**What is asked**: Show all lines of the listing that hold the word "temps".

Saved entries:
══════
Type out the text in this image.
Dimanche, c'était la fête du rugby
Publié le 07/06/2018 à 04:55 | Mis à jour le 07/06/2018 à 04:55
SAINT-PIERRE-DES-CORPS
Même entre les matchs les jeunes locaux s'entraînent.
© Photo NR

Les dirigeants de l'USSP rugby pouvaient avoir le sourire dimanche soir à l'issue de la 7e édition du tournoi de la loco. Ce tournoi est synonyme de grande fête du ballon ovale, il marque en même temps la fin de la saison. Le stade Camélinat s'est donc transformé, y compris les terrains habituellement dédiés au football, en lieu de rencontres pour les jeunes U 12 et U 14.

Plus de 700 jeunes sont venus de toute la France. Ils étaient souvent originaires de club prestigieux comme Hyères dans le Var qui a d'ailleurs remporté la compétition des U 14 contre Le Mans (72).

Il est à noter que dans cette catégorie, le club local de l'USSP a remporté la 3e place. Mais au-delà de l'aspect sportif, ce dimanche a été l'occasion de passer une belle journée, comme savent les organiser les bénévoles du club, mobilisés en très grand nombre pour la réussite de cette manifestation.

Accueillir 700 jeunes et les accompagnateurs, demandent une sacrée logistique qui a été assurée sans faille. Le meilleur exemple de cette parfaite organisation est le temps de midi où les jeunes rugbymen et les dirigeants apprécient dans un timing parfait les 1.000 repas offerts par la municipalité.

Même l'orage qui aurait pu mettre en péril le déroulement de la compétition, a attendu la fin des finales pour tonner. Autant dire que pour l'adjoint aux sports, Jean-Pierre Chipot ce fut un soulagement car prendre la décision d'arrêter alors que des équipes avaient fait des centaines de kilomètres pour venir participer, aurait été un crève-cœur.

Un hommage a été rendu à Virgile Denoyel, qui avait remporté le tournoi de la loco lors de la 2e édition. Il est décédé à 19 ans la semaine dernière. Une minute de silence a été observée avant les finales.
══════
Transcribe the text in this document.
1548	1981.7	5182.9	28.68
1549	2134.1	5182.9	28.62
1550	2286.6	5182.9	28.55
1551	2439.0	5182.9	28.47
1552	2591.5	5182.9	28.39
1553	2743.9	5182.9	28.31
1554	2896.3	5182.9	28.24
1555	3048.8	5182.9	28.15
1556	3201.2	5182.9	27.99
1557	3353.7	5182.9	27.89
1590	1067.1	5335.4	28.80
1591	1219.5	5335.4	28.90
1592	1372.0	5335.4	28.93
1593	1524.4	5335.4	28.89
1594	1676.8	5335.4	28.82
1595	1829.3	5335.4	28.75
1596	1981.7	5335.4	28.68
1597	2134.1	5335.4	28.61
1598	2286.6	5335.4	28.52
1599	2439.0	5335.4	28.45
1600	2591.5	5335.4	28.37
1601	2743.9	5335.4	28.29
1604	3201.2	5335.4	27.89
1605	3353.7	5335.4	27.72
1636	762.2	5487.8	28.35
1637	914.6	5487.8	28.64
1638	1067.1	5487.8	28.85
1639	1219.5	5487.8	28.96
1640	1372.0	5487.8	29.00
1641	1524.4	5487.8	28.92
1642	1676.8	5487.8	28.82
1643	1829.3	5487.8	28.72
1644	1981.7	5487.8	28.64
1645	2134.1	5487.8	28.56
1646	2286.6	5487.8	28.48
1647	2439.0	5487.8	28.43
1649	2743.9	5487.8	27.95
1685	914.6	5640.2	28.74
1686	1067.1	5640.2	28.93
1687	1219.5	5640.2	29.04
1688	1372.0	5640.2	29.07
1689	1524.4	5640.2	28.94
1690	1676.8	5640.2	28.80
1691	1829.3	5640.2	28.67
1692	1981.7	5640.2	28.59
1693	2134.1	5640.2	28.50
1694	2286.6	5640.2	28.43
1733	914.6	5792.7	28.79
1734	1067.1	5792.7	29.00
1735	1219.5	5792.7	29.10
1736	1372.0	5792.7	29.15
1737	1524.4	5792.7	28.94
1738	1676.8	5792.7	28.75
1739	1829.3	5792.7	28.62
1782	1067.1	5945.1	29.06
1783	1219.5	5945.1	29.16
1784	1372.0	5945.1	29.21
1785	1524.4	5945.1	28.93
══════
**Result of this task**:
Les dirigeants de l'USSP rugby pouvaient avoir le sourire dimanche soir à l'issue de la 7e édition du tournoi de la loco. Ce tournoi est synonyme de grande fête du ballon ovale, il marque en même temps la fin de la saison. Le stade Camélinat s'est donc transformé, y compris les terrains habituellement dédiés au football, en lieu de rencontres pour les jeunes U 12 et U 14.
Accueillir 700 jeunes et les accompagnateurs, demandent une sacrée logistique qui a été assurée sans faille. Le meilleur exemple de cette parfaite organisation est le temps de midi où les jeunes rugbymen et les dirigeants apprécient dans un timing parfait les 1.000 repas offerts par la municipalité.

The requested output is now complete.